▶ [TASK INPUTS]:

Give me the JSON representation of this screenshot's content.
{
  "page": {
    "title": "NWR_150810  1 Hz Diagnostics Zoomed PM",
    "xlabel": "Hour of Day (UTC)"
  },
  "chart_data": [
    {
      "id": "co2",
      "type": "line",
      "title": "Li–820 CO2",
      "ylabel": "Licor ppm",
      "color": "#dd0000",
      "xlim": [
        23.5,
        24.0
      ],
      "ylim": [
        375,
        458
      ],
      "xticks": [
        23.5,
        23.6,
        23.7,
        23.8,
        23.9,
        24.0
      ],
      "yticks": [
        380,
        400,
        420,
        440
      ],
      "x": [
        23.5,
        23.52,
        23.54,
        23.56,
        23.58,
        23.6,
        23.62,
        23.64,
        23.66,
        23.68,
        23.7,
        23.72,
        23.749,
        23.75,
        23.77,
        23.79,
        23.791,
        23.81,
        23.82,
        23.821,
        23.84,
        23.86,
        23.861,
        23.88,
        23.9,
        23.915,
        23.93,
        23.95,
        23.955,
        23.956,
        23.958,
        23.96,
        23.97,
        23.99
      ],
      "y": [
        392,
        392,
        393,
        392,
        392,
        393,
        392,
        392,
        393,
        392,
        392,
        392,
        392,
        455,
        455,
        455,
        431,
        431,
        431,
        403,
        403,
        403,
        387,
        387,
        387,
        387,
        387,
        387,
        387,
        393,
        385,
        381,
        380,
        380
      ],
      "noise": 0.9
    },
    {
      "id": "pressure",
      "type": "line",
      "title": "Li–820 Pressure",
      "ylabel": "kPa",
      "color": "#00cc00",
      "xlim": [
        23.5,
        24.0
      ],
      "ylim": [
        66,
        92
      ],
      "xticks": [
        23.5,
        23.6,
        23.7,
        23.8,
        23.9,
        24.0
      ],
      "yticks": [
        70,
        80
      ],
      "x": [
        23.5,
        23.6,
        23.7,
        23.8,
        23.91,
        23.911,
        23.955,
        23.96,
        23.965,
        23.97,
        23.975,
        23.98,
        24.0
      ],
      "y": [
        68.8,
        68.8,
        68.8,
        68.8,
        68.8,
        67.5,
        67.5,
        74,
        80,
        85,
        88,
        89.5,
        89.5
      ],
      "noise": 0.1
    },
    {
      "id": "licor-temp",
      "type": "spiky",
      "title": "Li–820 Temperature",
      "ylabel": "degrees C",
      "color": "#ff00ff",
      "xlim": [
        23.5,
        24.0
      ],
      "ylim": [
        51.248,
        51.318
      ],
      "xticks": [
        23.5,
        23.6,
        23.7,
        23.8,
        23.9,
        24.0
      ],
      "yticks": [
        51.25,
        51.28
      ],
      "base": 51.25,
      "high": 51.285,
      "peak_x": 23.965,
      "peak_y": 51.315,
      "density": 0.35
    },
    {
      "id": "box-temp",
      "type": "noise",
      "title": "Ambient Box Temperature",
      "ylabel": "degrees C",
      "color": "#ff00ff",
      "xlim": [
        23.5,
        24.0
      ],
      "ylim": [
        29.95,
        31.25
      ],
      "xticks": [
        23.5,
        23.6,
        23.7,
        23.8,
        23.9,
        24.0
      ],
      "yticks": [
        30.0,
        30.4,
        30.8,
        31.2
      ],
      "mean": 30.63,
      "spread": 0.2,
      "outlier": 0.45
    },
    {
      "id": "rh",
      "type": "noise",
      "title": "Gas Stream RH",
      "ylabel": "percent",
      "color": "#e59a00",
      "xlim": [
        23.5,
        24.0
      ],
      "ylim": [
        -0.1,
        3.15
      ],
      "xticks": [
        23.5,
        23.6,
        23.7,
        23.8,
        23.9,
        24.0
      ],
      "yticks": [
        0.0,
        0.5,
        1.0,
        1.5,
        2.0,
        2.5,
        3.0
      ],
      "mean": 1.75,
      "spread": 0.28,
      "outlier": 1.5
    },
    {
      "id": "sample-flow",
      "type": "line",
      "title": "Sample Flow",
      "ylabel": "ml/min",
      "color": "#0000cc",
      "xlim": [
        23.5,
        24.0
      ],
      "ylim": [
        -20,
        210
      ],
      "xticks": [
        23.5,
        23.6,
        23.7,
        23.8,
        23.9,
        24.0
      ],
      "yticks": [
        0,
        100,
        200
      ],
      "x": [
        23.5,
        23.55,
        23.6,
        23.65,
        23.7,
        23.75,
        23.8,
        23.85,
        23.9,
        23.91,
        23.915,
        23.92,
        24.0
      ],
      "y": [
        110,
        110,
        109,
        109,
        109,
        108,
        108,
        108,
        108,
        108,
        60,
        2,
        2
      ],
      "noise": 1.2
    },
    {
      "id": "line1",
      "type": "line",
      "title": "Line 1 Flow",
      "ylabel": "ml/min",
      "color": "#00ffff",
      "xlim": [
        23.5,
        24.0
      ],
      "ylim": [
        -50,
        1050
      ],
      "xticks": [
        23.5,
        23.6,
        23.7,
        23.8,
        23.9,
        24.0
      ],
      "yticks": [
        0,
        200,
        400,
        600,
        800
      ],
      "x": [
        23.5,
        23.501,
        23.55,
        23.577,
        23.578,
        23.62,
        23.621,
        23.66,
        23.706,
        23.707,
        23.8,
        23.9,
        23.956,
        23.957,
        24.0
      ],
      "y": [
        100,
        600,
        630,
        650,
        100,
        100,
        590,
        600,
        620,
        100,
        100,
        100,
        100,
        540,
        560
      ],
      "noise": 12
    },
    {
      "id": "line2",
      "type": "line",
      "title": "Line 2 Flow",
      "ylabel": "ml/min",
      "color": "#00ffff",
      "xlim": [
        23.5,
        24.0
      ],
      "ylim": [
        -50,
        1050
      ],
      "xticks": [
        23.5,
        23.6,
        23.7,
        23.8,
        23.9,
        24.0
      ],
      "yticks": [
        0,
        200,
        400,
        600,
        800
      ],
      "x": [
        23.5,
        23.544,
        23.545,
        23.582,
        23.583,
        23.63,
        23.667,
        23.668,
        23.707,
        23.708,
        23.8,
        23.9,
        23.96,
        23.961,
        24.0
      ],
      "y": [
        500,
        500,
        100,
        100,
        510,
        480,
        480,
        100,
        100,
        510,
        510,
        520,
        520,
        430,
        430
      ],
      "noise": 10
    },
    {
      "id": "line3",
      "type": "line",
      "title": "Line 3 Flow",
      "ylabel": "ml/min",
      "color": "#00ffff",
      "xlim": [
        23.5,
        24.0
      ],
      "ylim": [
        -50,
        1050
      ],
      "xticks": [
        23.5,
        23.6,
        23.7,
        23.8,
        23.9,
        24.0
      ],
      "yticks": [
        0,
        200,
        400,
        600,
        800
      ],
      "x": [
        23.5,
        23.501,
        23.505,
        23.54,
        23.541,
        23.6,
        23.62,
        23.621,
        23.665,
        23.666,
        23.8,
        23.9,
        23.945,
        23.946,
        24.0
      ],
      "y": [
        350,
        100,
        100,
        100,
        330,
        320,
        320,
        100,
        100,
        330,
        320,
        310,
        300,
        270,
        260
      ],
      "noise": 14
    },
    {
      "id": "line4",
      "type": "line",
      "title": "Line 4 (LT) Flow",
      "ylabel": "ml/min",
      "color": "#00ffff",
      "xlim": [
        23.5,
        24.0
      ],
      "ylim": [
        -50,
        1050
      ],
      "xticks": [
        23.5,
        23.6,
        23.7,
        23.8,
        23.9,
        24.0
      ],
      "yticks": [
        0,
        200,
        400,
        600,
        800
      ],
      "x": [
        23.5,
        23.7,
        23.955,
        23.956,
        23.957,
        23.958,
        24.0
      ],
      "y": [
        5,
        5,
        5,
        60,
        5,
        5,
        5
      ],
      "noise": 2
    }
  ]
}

▶ [EXERCISE TASK]:
For each line of the entries that includes "noise", show that line.

▶ [RIGHT ANSWER]:
      "noise": 0.9
      "noise": 0.1
      "type": "noise",
      "type": "noise",
      "noise": 1.2
      "noise": 12
      "noise": 10
      "noise": 14
      "noise": 2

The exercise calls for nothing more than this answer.